[Extracted records]
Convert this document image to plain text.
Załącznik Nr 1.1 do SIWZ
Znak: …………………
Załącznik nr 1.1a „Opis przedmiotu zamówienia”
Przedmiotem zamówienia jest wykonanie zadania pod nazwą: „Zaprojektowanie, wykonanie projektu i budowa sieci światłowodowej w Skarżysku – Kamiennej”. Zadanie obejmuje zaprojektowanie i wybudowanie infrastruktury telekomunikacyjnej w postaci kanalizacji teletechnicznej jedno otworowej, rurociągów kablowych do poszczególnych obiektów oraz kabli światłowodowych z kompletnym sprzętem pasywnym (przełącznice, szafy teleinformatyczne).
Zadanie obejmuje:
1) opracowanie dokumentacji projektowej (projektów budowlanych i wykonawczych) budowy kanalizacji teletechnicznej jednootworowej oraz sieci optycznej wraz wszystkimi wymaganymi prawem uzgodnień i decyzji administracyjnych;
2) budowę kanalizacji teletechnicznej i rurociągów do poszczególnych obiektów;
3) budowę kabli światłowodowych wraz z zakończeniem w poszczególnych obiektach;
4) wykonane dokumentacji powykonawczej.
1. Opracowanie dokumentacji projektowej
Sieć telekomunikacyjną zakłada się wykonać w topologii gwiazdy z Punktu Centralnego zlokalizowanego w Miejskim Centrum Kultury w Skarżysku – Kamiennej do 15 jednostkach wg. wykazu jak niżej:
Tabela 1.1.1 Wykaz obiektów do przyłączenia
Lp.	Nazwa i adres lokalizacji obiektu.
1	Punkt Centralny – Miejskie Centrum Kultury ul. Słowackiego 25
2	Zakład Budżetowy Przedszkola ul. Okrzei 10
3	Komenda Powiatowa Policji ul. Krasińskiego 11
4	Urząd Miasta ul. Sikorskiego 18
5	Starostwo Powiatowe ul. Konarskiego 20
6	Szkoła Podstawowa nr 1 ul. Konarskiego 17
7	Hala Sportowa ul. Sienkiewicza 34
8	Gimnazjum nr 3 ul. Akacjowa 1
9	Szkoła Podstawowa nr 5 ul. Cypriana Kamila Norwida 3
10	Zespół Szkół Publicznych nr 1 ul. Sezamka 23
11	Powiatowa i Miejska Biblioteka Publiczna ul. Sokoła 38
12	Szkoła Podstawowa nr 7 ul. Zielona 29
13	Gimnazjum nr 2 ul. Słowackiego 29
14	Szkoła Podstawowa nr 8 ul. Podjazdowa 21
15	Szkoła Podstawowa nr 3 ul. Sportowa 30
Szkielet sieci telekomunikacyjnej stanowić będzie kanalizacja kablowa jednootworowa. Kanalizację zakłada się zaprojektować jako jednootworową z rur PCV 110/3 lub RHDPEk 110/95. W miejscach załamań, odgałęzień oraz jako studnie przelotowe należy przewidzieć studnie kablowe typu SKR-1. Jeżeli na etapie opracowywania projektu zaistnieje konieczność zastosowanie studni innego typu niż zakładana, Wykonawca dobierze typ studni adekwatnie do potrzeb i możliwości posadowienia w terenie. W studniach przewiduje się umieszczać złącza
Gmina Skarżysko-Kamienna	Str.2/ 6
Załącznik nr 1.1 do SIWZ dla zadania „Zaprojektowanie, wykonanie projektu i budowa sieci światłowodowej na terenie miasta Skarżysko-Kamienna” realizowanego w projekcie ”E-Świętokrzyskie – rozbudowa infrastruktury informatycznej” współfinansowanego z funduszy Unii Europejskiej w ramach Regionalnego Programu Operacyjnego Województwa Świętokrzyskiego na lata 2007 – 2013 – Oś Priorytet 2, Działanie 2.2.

**Set task:**
Report how many lines of the data hold the string "Podstawowa"; give only the number.

**Task result:**
5